Write out the full set of records below exactly.
— begin DATASET RECORDS —
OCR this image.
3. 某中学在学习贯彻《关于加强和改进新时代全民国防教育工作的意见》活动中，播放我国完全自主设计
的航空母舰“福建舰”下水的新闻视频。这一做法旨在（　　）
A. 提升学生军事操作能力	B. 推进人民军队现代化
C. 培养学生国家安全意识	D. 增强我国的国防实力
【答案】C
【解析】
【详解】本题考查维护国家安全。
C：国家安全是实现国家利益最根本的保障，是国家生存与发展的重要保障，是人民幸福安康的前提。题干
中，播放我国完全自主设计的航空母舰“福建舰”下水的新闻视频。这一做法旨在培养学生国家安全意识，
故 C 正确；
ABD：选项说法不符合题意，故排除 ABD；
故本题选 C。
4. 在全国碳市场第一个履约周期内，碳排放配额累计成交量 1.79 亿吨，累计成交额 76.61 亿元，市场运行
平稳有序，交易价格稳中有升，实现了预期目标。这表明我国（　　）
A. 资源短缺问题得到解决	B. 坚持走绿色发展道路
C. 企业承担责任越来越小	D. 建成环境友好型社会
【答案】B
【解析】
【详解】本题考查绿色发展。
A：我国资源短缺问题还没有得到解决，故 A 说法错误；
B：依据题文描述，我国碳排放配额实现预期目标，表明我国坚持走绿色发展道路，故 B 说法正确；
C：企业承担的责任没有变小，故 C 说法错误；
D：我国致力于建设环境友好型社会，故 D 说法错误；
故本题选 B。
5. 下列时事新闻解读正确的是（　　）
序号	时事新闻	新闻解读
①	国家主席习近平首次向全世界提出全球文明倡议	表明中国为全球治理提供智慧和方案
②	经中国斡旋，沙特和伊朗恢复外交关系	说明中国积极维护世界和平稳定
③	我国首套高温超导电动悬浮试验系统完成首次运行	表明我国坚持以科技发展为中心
— end DATASET RECORDS —
▶ _RESPONSE TO THIS EXERCISE_
OCR this image.
3. 某中学在学习贯彻《关于加强和改进新时代全民国防教育工作的意见》活动中，播放我国完全自主设计
的航空母舰“福建舰”下水的新闻视频。这一做法旨在（　　）
A. 提升学生军事操作能力	B. 推进人民军队现代化
C. 培养学生国家安全意识	D. 增强我国的国防实力
【答案】C
【解析】
【详解】本题考查维护国家安全。
C：国家安全是实现国家利益最根本的保障，是国家生存与发展的重要保障，是人民幸福安康的前提。题干
中，播放我国完全自主设计的航空母舰“福建舰”下水的新闻视频。这一做法旨在培养学生国家安全意识，
故 C 正确；
ABD：选项说法不符合题意，故排除 ABD；
故本题选 C。
4. 在全国碳市场第一个履约周期内，碳排放配额累计成交量 1.79 亿吨，累计成交额 76.61 亿元，市场运行
平稳有序，交易价格稳中有升，实现了预期目标。这表明我国（　　）
A. 资源短缺问题得到解决	B. 坚持走绿色发展道路
C. 企业承担责任越来越小	D. 建成环境友好型社会
【答案】B
【解析】
【详解】本题考查绿色发展。
A：我国资源短缺问题还没有得到解决，故 A 说法错误；
B：依据题文描述，我国碳排放配额实现预期目标，表明我国坚持走绿色发展道路，故 B 说法正确；
C：企业承担的责任没有变小，故 C 说法错误；
D：我国致力于建设环境友好型社会，故 D 说法错误；
故本题选 B。
5. 下列时事新闻解读正确的是（　　）
序号	时事新闻	新闻解读
①	国家主席习近平首次向全世界提出全球文明倡议	表明中国为全球治理提供智慧和方案
②	经中国斡旋，沙特和伊朗恢复外交关系	说明中国积极维护世界和平稳定
③	我国首套高温超导电动悬浮试验系统完成首次运行	表明我国坚持以科技发展为中心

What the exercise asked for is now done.